> **THE REQUEST**: Locate each line containing the string "ressources" and copy it out.

Records from a dataset

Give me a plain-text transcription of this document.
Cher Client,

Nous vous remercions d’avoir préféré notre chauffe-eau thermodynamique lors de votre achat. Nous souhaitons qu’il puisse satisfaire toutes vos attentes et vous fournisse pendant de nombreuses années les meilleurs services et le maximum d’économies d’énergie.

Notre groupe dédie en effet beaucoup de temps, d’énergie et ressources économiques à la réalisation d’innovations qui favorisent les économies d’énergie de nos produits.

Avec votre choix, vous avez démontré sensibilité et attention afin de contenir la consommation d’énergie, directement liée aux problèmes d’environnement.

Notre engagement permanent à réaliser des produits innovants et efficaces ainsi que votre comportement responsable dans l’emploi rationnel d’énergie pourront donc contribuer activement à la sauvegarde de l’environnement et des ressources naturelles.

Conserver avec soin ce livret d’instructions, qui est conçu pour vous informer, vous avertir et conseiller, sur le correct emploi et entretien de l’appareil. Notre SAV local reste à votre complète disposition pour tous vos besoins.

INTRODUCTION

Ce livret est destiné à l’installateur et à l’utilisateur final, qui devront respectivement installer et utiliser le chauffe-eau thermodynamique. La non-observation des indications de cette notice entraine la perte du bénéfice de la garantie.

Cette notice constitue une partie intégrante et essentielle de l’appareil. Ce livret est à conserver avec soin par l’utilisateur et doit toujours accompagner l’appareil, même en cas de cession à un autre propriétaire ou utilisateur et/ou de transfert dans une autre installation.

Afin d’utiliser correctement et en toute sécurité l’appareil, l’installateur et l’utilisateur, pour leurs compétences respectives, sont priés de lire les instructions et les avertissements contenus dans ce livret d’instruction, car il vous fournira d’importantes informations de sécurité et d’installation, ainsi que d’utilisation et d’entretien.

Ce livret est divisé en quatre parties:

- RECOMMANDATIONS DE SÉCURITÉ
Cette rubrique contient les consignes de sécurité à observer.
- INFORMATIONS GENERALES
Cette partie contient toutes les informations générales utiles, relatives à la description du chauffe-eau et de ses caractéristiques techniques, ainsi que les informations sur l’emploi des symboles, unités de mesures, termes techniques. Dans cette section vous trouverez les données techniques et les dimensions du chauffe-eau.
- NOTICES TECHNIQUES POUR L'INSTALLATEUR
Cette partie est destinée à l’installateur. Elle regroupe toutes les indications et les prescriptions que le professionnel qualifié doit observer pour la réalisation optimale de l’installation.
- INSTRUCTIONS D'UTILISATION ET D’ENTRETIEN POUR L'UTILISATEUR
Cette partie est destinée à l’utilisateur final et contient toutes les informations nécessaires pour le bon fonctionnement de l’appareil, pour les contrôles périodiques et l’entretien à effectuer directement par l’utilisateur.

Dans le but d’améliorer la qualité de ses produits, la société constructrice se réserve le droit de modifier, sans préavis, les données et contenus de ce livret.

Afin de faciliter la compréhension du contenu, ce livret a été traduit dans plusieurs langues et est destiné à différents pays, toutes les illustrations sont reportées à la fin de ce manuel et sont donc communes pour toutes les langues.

> **EXERCISE RESULT**:
Notre groupe dédie en effet beaucoup de temps, d’énergie et ressources économiques à la réalisation d’innovations qui favorisent les économies d’énergie de nos produits.
Notre engagement permanent à réaliser des produits innovants et efficaces ainsi que votre comportement responsable dans l’emploi rationnel d’énergie pourront donc contribuer activement à la sauvegarde de l’environnement et des ressources naturelles.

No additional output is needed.